- _Exercise_
Leave out the pictures and transcribe the rest of the records exactly.

***** Rows *****

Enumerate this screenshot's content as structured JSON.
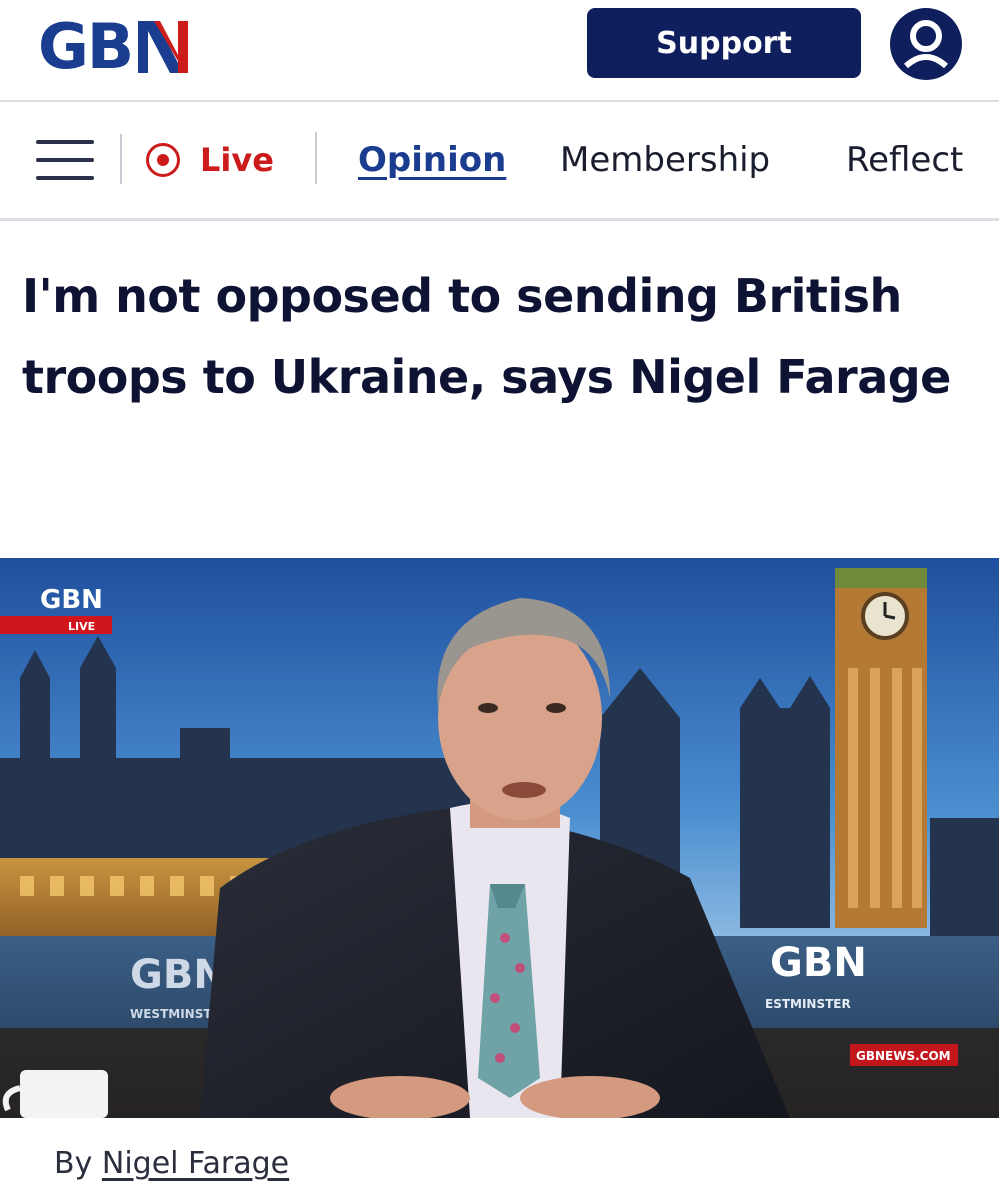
{
  "header": {
    "logo_text": "GB",
    "logo_flag_letter": "N",
    "support_label": "Support",
    "account_icon": "user-icon"
  },
  "nav": {
    "menu_icon": "hamburger-menu-icon",
    "live_icon": "live-record-icon",
    "live_label": "Live",
    "links": [
      {
        "label": "Opinion",
        "active": true
      },
      {
        "label": "Membership",
        "active": false
      },
      {
        "label": "Reflect",
        "active": false
      }
    ]
  },
  "article": {
    "headline": "I'm not opposed to sending British troops to Ukraine, says Nigel Farage",
    "hero": {
      "corner_logo": "GBN",
      "live_badge": "LIVE",
      "desk_logo_left": "GBN",
      "desk_sub_left": "WESTMINSTER",
      "desk_logo_right": "GBN",
      "desk_sub_right": "ESTMINSTER",
      "url_badge": "GBNEWS.COM"
    },
    "byline_prefix": "By",
    "author": "Nigel Farage"
  },
  "colors": {
    "brand_navy": "#1b3d8f",
    "button_navy": "#0f1e5c",
    "live_red": "#cc1b1b",
    "headline": "#0e1233"
  }
}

*****

- _Exercise solution_
Enumerate this screenshot's content as structured JSON.
{
  "header": {
    "logo_text": "GB",
    "logo_flag_letter": "N",
    "support_label": "Support",
    "account_icon": "user-icon"
  },
  "nav": {
    "menu_icon": "hamburger-menu-icon",
    "live_icon": "live-record-icon",
    "live_label": "Live",
    "links": [
      {
        "label": "Opinion",
        "active": true
      },
      {
        "label": "Membership",
        "active": false
      },
      {
        "label": "Reflect",
        "active": false
      }
    ]
  },
  "article": {
    "headline": "I'm not opposed to sending British troops to Ukraine, says Nigel Farage",
    "hero": {
      "corner_logo": "GBN",
      "live_badge": "LIVE",
      "desk_logo_left": "GBN",
      "desk_sub_left": "WESTMINSTER",
      "desk_logo_right": "GBN",
      "desk_sub_right": "ESTMINSTER",
      "url_badge": "GBNEWS.COM"
    },
    "byline_prefix": "By",
    "author": "Nigel Farage"
  },
  "colors": {
    "brand_navy": "#1b3d8f",
    "button_navy": "#0f1e5c",
    "live_red": "#cc1b1b",
    "headline": "#0e1233"
  }
}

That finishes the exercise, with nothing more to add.